## DATASET ROWS
>> Begin

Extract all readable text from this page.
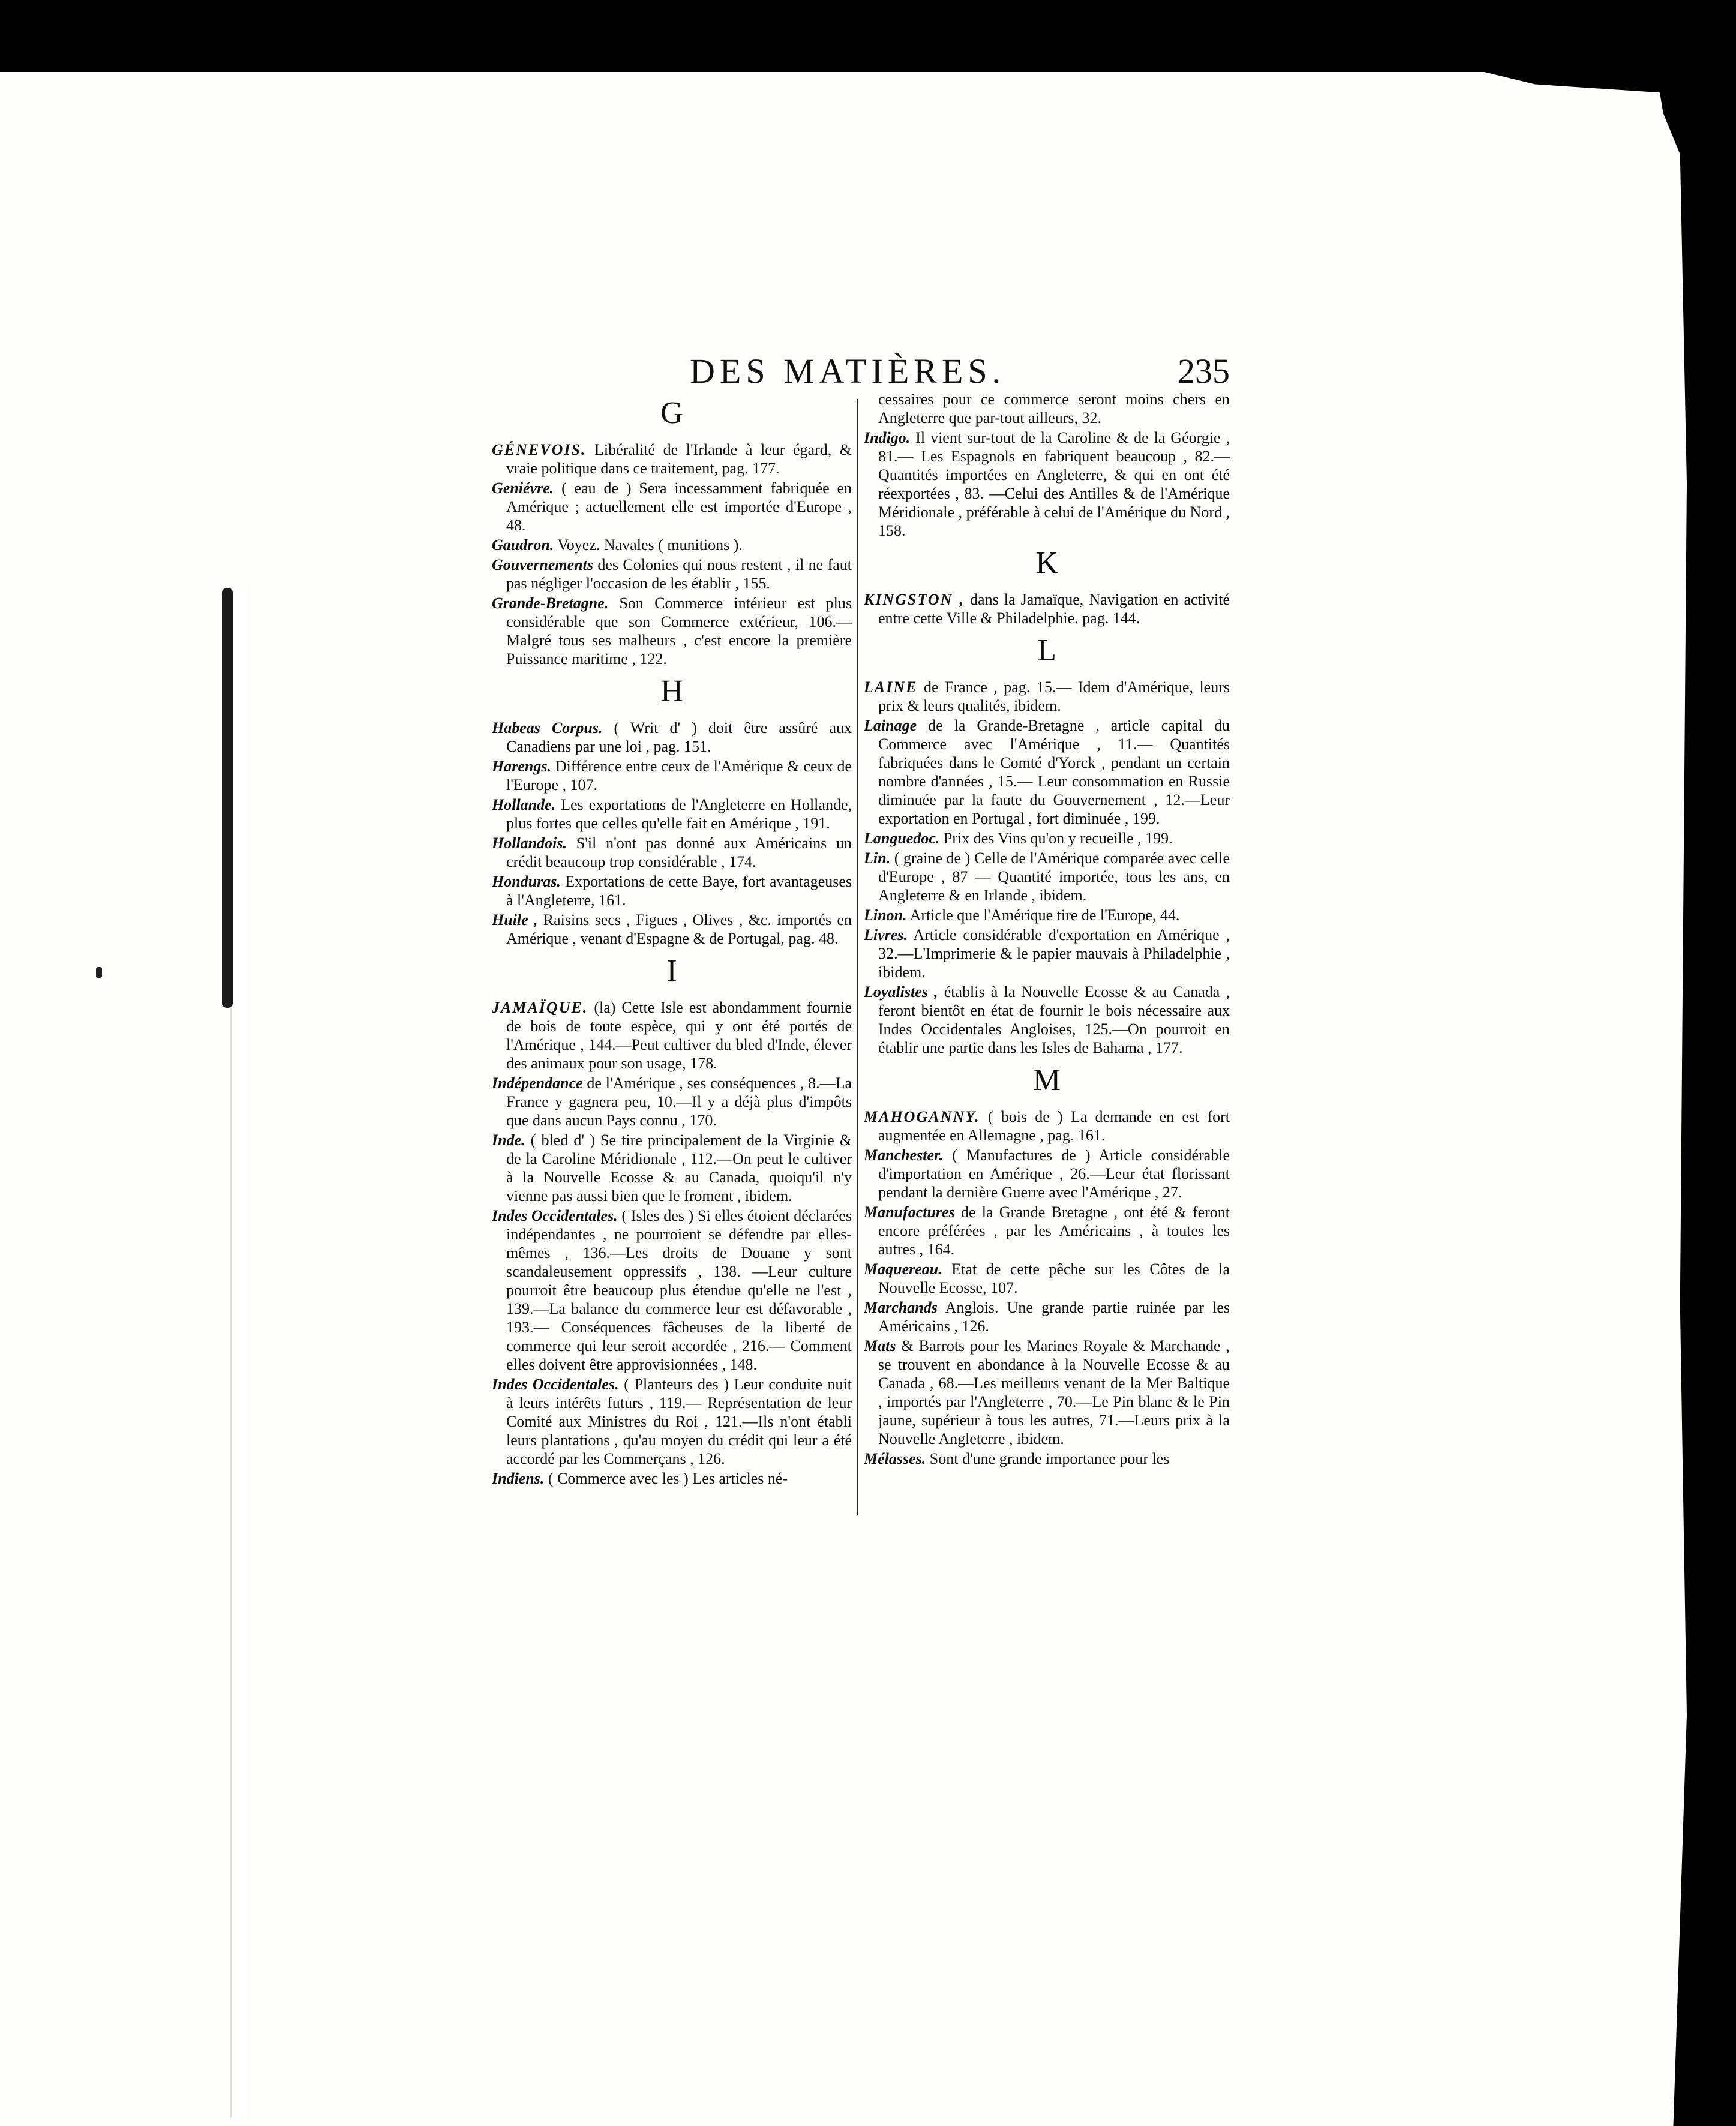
DES MATIÈRES.	235
G
GÉNEVOIS. Libéralité de l'Irlande à leur égard, & vraie politique dans ce traitement, pag. 177.
Geniévre. ( eau de ) Sera incessamment fabriquée en Amérique ; actuellement elle est importée d'Europe , 48.
Gaudron. Voyez. Navales ( munitions ).
Gouvernements des Colonies qui nous restent , il ne faut pas négliger l'occasion de les établir , 155.
Grande-Bretagne. Son Commerce intérieur est plus considérable que son Commerce extérieur, 106.—Malgré tous ses malheurs , c'est encore la première Puissance maritime , 122.
H
Habeas Corpus. ( Writ d' ) doit être assûré aux Canadiens par une loi , pag. 151.
Harengs. Différence entre ceux de l'Amérique & ceux de l'Europe , 107.
Hollande. Les exportations de l'Angleterre en Hollande, plus fortes que celles qu'elle fait en Amérique , 191.
Hollandois. S'il n'ont pas donné aux Américains un crédit beaucoup trop considérable , 174.
Honduras. Exportations de cette Baye, fort avantageuses à l'Angleterre, 161.
Huile , Raisins secs , Figues , Olives , &c. importés en Amérique , venant d'Espagne & de Portugal, pag. 48.
I
JAMAÏQUE. (la) Cette Isle est abondamment fournie de bois de toute espèce, qui y ont été portés de l'Amérique , 144.—Peut cultiver du bled d'Inde, élever des animaux pour son usage, 178.
Indépendance de l'Amérique , ses conséquences , 8.—La France y gagnera peu, 10.—Il y a déjà plus d'impôts que dans aucun Pays connu , 170.
Inde. ( bled d' ) Se tire principalement de la Virginie & de la Caroline Méridionale , 112.—On peut le cultiver à la Nouvelle Ecosse & au Canada, quoiqu'il n'y vienne pas aussi bien que le froment , ibidem.
Indes Occidentales. ( Isles des ) Si elles étoient déclarées indépendantes , ne pourroient se défendre par elles-mêmes , 136.—Les droits de Douane y sont scandaleusement oppressifs , 138. —Leur culture pourroit être beaucoup plus étendue qu'elle ne l'est , 139.—La balance du commerce leur est défavorable , 193.— Conséquences fâcheuses de la liberté de commerce qui leur seroit accordée , 216.— Comment elles doivent être approvisionnées , 148.
Indes Occidentales. ( Planteurs des ) Leur conduite nuit à leurs intérêts futurs , 119.— Représentation de leur Comité aux Ministres du Roi , 121.—Ils n'ont établi leurs plantations , qu'au moyen du crédit qui leur a été accordé par les Commerçans , 126.
Indiens. ( Commerce avec les ) Les articles né-
cessaires pour ce commerce seront moins chers en Angleterre que par-tout ailleurs, 32.
Indigo. Il vient sur-tout de la Caroline & de la Géorgie , 81.— Les Espagnols en fabriquent beaucoup , 82.— Quantités importées en Angleterre, & qui en ont été réexportées , 83. —Celui des Antilles & de l'Amérique Méridionale , préférable à celui de l'Amérique du Nord , 158.
K
KINGSTON , dans la Jamaïque, Navigation en activité entre cette Ville & Philadelphie. pag. 144.
L
LAINE de France , pag. 15.— Idem d'Amérique, leurs prix & leurs qualités, ibidem.
Lainage de la Grande-Bretagne , article capital du Commerce avec l'Amérique , 11.— Quantités fabriquées dans le Comté d'Yorck , pendant un certain nombre d'années , 15.— Leur consommation en Russie diminuée par la faute du Gouvernement , 12.—Leur exportation en Portugal , fort diminuée , 199.
Languedoc. Prix des Vins qu'on y recueille , 199.
Lin. ( graine de ) Celle de l'Amérique comparée avec celle d'Europe , 87 — Quantité importée, tous les ans, en Angleterre & en Irlande , ibidem.
Linon. Article que l'Amérique tire de l'Europe, 44.
Livres. Article considérable d'exportation en Amérique , 32.—L'Imprimerie & le papier mauvais à Philadelphie , ibidem.
Loyalistes , établis à la Nouvelle Ecosse & au Canada , feront bientôt en état de fournir le bois nécessaire aux Indes Occidentales Angloises, 125.—On pourroit en établir une partie dans les Isles de Bahama , 177.
M
MAHOGANNY. ( bois de ) La demande en est fort augmentée en Allemagne , pag. 161.
Manchester. ( Manufactures de ) Article considérable d'importation en Amérique , 26.—Leur état florissant pendant la dernière Guerre avec l'Amérique , 27.
Manufactures de la Grande Bretagne , ont été & feront encore préférées , par les Américains , à toutes les autres , 164.
Maquereau. Etat de cette pêche sur les Côtes de la Nouvelle Ecosse, 107.
Marchands Anglois. Une grande partie ruinée par les Américains , 126.
Mats & Barrots pour les Marines Royale & Marchande , se trouvent en abondance à la Nouvelle Ecosse & au Canada , 68.—Les meilleurs venant de la Mer Baltique , importés par l'Angleterre , 70.—Le Pin blanc & le Pin jaune, supérieur à tous les autres, 71.—Leurs prix à la Nouvelle Angleterre , ibidem.
Mélasses. Sont d'une grande importance pour les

>> End

Leave the pictures out, and transcribe each of the records exactly.

Extract all readable text from this page.
DES MATIÈRES.	235
G
GÉNEVOIS. Libéralité de l'Irlande à leur égard, & vraie politique dans ce traitement, pag. 177.
Geniévre. ( eau de ) Sera incessamment fabriquée en Amérique ; actuellement elle est importée d'Europe , 48.
Gaudron. Voyez. Navales ( munitions ).
Gouvernements des Colonies qui nous restent , il ne faut pas négliger l'occasion de les établir , 155.
Grande-Bretagne. Son Commerce intérieur est plus considérable que son Commerce extérieur, 106.—Malgré tous ses malheurs , c'est encore la première Puissance maritime , 122.
H
Habeas Corpus. ( Writ d' ) doit être assûré aux Canadiens par une loi , pag. 151.
Harengs. Différence entre ceux de l'Amérique & ceux de l'Europe , 107.
Hollande. Les exportations de l'Angleterre en Hollande, plus fortes que celles qu'elle fait en Amérique , 191.
Hollandois. S'il n'ont pas donné aux Américains un crédit beaucoup trop considérable , 174.
Honduras. Exportations de cette Baye, fort avantageuses à l'Angleterre, 161.
Huile , Raisins secs , Figues , Olives , &c. importés en Amérique , venant d'Espagne & de Portugal, pag. 48.
I
JAMAÏQUE. (la) Cette Isle est abondamment fournie de bois de toute espèce, qui y ont été portés de l'Amérique , 144.—Peut cultiver du bled d'Inde, élever des animaux pour son usage, 178.
Indépendance de l'Amérique , ses conséquences , 8.—La France y gagnera peu, 10.—Il y a déjà plus d'impôts que dans aucun Pays connu , 170.
Inde. ( bled d' ) Se tire principalement de la Virginie & de la Caroline Méridionale , 112.—On peut le cultiver à la Nouvelle Ecosse & au Canada, quoiqu'il n'y vienne pas aussi bien que le froment , ibidem.
Indes Occidentales. ( Isles des ) Si elles étoient déclarées indépendantes , ne pourroient se défendre par elles-mêmes , 136.—Les droits de Douane y sont scandaleusement oppressifs , 138. —Leur culture pourroit être beaucoup plus étendue qu'elle ne l'est , 139.—La balance du commerce leur est défavorable , 193.— Conséquences fâcheuses de la liberté de commerce qui leur seroit accordée , 216.— Comment elles doivent être approvisionnées , 148.
Indes Occidentales. ( Planteurs des ) Leur conduite nuit à leurs intérêts futurs , 119.— Représentation de leur Comité aux Ministres du Roi , 121.—Ils n'ont établi leurs plantations , qu'au moyen du crédit qui leur a été accordé par les Commerçans , 126.
Indiens. ( Commerce avec les ) Les articles né-
cessaires pour ce commerce seront moins chers en Angleterre que par-tout ailleurs, 32.
Indigo. Il vient sur-tout de la Caroline & de la Géorgie , 81.— Les Espagnols en fabriquent beaucoup , 82.— Quantités importées en Angleterre, & qui en ont été réexportées , 83. —Celui des Antilles & de l'Amérique Méridionale , préférable à celui de l'Amérique du Nord , 158.
K
KINGSTON , dans la Jamaïque, Navigation en activité entre cette Ville & Philadelphie. pag. 144.
L
LAINE de France , pag. 15.— Idem d'Amérique, leurs prix & leurs qualités, ibidem.
Lainage de la Grande-Bretagne , article capital du Commerce avec l'Amérique , 11.— Quantités fabriquées dans le Comté d'Yorck , pendant un certain nombre d'années , 15.— Leur consommation en Russie diminuée par la faute du Gouvernement , 12.—Leur exportation en Portugal , fort diminuée , 199.
Languedoc. Prix des Vins qu'on y recueille , 199.
Lin. ( graine de ) Celle de l'Amérique comparée avec celle d'Europe , 87 — Quantité importée, tous les ans, en Angleterre & en Irlande , ibidem.
Linon. Article que l'Amérique tire de l'Europe, 44.
Livres. Article considérable d'exportation en Amérique , 32.—L'Imprimerie & le papier mauvais à Philadelphie , ibidem.
Loyalistes , établis à la Nouvelle Ecosse & au Canada , feront bientôt en état de fournir le bois nécessaire aux Indes Occidentales Angloises, 125.—On pourroit en établir une partie dans les Isles de Bahama , 177.
M
MAHOGANNY. ( bois de ) La demande en est fort augmentée en Allemagne , pag. 161.
Manchester. ( Manufactures de ) Article considérable d'importation en Amérique , 26.—Leur état florissant pendant la dernière Guerre avec l'Amérique , 27.
Manufactures de la Grande Bretagne , ont été & feront encore préférées , par les Américains , à toutes les autres , 164.
Maquereau. Etat de cette pêche sur les Côtes de la Nouvelle Ecosse, 107.
Marchands Anglois. Une grande partie ruinée par les Américains , 126.
Mats & Barrots pour les Marines Royale & Marchande , se trouvent en abondance à la Nouvelle Ecosse & au Canada , 68.—Les meilleurs venant de la Mer Baltique , importés par l'Angleterre , 70.—Le Pin blanc & le Pin jaune, supérieur à tous les autres, 71.—Leurs prix à la Nouvelle Angleterre , ibidem.
Mélasses. Sont d'une grande importance pour les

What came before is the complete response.